▶ _GOAL_
Copy all lines holding the word "value" from the entries.

▶ _EXCERPTED DATA_
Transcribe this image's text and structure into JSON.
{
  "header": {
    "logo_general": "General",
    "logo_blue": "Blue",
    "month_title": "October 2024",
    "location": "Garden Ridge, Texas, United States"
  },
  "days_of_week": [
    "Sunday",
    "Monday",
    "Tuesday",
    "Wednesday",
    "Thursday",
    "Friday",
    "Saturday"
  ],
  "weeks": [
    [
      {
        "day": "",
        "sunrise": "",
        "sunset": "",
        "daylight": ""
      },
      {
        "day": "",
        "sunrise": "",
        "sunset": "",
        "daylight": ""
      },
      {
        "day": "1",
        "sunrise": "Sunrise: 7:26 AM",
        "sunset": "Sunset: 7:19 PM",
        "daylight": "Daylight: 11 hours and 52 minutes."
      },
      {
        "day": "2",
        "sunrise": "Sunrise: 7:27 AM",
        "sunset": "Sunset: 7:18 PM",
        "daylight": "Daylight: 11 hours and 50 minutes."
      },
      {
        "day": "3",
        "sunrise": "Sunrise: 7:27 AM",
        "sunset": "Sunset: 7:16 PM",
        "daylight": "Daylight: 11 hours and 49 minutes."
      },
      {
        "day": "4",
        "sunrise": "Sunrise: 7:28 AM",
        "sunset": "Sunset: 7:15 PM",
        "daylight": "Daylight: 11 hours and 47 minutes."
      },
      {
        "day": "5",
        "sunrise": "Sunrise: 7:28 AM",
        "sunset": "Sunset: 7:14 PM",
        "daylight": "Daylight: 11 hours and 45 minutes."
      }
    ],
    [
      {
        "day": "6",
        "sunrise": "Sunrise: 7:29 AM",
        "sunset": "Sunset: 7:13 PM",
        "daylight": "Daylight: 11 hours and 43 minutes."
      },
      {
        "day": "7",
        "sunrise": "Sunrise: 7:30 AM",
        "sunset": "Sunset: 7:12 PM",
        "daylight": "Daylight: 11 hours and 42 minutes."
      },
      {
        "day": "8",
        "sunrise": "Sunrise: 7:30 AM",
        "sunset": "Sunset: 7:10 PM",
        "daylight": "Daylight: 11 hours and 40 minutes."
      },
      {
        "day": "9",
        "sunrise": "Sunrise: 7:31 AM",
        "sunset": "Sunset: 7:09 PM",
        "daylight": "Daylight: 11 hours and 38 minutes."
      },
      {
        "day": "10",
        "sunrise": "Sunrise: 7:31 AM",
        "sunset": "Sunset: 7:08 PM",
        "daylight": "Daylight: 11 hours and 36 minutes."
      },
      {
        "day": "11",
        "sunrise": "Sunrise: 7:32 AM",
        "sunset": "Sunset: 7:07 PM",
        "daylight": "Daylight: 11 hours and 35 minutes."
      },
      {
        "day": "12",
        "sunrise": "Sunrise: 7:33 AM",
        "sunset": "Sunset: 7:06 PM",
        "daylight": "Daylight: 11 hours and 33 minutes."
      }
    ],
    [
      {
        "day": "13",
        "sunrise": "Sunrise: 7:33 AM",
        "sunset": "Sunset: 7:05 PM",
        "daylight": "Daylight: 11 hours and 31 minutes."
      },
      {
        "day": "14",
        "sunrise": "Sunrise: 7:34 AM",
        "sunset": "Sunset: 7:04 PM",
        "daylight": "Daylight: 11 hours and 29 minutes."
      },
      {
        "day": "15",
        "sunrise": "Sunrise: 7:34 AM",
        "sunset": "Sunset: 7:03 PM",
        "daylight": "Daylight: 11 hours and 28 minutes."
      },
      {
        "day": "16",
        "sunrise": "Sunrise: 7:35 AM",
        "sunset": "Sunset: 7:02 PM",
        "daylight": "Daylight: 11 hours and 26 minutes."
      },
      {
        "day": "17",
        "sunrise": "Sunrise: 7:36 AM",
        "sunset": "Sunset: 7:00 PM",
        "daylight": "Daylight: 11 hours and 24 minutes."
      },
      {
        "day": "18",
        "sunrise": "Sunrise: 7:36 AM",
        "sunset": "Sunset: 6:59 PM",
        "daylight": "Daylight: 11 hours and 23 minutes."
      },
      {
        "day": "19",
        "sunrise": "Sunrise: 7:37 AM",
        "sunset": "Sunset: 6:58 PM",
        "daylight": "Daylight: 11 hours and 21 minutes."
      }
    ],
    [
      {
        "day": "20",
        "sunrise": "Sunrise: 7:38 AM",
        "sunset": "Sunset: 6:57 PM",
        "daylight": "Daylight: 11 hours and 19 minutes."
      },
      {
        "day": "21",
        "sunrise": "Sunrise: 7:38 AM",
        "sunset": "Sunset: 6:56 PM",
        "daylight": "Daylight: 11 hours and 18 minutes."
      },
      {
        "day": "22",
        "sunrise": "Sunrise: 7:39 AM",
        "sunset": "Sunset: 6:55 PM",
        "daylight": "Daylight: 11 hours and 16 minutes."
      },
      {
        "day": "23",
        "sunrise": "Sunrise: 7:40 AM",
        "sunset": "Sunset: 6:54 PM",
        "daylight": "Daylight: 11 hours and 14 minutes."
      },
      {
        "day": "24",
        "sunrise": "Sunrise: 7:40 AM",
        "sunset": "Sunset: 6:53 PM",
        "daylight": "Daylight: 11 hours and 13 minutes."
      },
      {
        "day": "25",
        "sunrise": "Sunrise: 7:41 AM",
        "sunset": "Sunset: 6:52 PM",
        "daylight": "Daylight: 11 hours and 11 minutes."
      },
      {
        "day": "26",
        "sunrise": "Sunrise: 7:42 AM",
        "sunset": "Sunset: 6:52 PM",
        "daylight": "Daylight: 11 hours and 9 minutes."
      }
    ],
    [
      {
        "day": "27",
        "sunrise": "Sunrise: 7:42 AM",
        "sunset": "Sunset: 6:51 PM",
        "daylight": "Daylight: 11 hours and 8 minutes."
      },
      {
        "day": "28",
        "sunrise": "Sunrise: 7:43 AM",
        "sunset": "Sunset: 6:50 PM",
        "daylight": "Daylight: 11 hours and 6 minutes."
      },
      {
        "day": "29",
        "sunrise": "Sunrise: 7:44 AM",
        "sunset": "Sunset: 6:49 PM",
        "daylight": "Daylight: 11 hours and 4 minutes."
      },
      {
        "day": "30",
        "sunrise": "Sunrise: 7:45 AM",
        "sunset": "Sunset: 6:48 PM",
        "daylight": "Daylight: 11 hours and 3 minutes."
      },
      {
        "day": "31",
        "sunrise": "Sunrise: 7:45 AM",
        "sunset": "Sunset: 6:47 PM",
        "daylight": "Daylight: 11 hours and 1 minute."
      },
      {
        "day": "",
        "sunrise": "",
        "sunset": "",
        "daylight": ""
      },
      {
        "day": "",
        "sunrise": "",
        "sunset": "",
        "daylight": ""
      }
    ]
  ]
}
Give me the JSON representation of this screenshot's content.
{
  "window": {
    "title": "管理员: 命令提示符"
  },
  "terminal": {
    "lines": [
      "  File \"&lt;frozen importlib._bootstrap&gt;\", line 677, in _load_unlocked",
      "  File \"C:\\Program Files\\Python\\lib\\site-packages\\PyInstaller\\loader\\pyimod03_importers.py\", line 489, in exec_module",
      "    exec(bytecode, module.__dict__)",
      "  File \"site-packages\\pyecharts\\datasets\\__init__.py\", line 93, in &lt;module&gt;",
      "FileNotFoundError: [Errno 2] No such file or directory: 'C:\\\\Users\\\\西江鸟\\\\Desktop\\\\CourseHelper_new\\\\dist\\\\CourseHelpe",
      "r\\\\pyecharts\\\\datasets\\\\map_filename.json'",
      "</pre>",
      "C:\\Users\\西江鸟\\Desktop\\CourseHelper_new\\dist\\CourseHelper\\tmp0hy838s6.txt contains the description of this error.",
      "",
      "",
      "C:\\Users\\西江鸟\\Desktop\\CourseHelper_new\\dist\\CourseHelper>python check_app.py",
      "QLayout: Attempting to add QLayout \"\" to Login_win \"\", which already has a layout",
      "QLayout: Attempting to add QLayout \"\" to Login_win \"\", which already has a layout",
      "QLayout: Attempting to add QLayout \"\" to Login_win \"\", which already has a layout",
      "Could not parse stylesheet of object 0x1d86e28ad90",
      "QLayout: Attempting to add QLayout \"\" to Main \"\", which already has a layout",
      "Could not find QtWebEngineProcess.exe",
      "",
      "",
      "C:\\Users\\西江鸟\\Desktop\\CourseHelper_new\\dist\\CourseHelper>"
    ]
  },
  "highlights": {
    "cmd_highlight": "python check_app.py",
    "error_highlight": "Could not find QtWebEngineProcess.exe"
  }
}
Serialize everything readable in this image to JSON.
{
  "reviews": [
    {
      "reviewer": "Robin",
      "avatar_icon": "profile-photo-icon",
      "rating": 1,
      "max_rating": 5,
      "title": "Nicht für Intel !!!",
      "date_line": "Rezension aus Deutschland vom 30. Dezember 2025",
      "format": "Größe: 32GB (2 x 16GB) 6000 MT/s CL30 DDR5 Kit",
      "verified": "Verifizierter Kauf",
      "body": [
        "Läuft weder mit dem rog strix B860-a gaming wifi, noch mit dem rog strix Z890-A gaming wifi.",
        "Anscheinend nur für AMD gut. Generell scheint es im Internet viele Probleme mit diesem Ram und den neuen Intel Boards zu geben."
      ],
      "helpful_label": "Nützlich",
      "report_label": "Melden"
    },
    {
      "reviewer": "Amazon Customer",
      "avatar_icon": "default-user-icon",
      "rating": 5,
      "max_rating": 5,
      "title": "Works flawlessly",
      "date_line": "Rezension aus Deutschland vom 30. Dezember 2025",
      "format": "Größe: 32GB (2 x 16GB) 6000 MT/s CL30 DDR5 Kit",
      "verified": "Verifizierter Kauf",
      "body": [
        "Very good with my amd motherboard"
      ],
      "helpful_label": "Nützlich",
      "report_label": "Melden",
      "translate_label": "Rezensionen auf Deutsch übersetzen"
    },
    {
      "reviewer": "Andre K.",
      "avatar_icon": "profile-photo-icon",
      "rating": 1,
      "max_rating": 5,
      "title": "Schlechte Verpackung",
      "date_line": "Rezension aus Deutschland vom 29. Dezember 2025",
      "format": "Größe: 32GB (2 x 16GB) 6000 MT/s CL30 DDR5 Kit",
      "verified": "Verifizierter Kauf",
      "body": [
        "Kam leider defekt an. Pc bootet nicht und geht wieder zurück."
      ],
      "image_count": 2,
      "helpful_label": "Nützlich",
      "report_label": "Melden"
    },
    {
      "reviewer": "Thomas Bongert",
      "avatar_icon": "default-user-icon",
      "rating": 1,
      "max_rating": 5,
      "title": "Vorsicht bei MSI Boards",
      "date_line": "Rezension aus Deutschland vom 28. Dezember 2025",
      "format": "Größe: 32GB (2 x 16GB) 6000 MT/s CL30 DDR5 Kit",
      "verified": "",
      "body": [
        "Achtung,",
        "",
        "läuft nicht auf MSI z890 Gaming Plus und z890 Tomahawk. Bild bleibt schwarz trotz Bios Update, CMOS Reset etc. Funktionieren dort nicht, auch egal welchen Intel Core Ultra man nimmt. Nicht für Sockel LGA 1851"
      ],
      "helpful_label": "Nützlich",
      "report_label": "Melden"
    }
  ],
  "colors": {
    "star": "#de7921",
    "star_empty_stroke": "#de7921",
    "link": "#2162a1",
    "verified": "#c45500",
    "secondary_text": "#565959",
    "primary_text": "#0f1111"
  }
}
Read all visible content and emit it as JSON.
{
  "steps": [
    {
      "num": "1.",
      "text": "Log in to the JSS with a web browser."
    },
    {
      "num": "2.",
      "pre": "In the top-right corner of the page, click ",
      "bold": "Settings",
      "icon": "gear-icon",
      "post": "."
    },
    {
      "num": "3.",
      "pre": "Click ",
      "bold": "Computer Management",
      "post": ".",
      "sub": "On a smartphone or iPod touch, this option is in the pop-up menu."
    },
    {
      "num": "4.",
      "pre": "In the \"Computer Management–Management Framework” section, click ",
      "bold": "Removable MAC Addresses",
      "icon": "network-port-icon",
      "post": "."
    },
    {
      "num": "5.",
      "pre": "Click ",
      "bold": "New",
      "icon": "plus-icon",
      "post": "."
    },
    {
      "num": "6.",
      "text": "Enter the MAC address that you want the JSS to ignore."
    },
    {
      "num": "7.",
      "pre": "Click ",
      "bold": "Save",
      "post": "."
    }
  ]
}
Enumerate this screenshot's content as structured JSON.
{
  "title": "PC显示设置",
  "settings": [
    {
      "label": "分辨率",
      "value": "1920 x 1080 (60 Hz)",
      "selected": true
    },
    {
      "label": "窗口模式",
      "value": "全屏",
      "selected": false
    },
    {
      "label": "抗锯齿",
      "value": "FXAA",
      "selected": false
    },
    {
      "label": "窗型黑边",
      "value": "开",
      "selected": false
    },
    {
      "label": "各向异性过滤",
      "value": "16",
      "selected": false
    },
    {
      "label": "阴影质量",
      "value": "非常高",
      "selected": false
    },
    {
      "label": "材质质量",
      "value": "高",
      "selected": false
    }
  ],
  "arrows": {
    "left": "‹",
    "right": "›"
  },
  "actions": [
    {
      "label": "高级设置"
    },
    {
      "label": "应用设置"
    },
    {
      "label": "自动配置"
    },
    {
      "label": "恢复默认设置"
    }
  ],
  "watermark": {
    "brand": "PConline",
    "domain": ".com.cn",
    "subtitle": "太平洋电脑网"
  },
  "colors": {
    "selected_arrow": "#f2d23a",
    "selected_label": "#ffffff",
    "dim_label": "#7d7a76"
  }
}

▶ _SOLUTION TO THIS EXERCISE_
      "value": "1920 x 1080 (60 Hz)",
      "value": "全屏",
      "value": "FXAA",
      "value": "开",
      "value": "16",
      "value": "非常高",
      "value": "高",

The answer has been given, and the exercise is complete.